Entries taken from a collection
○ ○ ○
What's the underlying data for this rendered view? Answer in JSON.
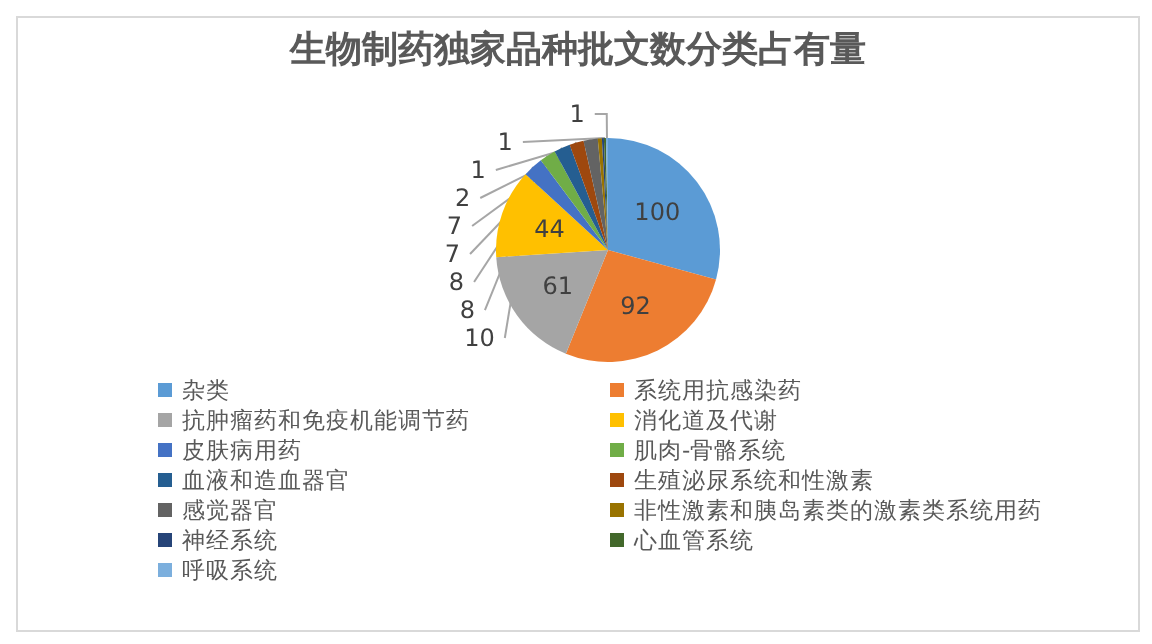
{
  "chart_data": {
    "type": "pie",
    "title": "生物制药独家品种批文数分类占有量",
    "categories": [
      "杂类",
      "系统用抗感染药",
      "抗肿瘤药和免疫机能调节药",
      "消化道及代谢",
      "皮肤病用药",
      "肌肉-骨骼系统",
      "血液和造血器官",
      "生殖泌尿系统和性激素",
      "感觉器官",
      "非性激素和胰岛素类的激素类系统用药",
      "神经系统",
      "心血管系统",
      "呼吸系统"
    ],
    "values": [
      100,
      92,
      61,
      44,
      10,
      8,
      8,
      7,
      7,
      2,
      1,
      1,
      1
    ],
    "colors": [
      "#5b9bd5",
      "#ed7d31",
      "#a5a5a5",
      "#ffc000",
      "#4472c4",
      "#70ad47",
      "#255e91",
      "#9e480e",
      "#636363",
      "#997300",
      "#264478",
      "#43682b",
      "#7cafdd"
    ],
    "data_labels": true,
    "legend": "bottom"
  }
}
○ ○ ○
Print every record above exactly as written, leaving out the pictures.

What's the underlying data for this rendered view? Answer in JSON.
{
  "chart_data": {
    "type": "pie",
    "title": "生物制药独家品种批文数分类占有量",
    "categories": [
      "杂类",
      "系统用抗感染药",
      "抗肿瘤药和免疫机能调节药",
      "消化道及代谢",
      "皮肤病用药",
      "肌肉-骨骼系统",
      "血液和造血器官",
      "生殖泌尿系统和性激素",
      "感觉器官",
      "非性激素和胰岛素类的激素类系统用药",
      "神经系统",
      "心血管系统",
      "呼吸系统"
    ],
    "values": [
      100,
      92,
      61,
      44,
      10,
      8,
      8,
      7,
      7,
      2,
      1,
      1,
      1
    ],
    "colors": [
      "#5b9bd5",
      "#ed7d31",
      "#a5a5a5",
      "#ffc000",
      "#4472c4",
      "#70ad47",
      "#255e91",
      "#9e480e",
      "#636363",
      "#997300",
      "#264478",
      "#43682b",
      "#7cafdd"
    ],
    "data_labels": true,
    "legend": "bottom"
  }
}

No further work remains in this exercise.